**TASK INSTRUCTIONS**
Using the data below, gather each line that includes the word "text".

* start *

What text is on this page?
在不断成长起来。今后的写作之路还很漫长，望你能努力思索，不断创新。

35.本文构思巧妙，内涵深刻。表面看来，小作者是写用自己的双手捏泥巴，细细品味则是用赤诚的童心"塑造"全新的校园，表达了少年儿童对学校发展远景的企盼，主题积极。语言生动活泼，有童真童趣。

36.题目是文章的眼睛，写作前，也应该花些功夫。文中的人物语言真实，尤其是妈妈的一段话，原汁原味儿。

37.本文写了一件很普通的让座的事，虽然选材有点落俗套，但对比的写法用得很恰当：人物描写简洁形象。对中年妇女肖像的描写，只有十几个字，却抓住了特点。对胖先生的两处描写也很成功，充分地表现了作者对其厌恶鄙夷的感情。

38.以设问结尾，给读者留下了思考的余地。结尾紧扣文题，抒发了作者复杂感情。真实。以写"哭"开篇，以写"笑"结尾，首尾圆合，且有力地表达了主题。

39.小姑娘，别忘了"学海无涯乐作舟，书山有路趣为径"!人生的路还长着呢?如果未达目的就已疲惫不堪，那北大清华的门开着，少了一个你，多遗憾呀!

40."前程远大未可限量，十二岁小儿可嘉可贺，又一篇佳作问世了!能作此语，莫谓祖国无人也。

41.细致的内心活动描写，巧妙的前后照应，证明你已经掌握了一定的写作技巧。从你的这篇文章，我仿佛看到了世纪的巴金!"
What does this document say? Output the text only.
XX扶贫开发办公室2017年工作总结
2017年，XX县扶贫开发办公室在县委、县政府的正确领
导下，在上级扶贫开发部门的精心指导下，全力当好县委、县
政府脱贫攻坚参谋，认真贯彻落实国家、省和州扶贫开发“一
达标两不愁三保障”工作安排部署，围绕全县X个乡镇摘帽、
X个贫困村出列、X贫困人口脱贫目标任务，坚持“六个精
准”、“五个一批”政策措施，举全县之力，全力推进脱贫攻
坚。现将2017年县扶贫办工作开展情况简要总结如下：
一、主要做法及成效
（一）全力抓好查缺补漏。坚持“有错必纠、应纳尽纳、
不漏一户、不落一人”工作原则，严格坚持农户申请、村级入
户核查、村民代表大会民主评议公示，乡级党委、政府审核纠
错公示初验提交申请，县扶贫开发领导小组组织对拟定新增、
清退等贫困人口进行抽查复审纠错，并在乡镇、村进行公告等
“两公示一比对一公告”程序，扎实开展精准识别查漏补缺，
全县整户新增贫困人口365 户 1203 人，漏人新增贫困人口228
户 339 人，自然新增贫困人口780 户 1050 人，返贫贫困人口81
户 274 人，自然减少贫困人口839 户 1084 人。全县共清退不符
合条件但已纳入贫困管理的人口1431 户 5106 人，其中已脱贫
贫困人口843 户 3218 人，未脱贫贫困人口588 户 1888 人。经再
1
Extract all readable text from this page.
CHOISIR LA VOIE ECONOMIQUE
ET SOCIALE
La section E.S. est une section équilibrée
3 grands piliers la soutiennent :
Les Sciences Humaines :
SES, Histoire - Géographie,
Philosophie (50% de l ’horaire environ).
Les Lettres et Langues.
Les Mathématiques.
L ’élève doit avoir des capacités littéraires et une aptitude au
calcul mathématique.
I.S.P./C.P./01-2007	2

* end *

**TASK RESULT**
What text is on this page?
What does this document say? Output the text only.
Extract all readable text from this page.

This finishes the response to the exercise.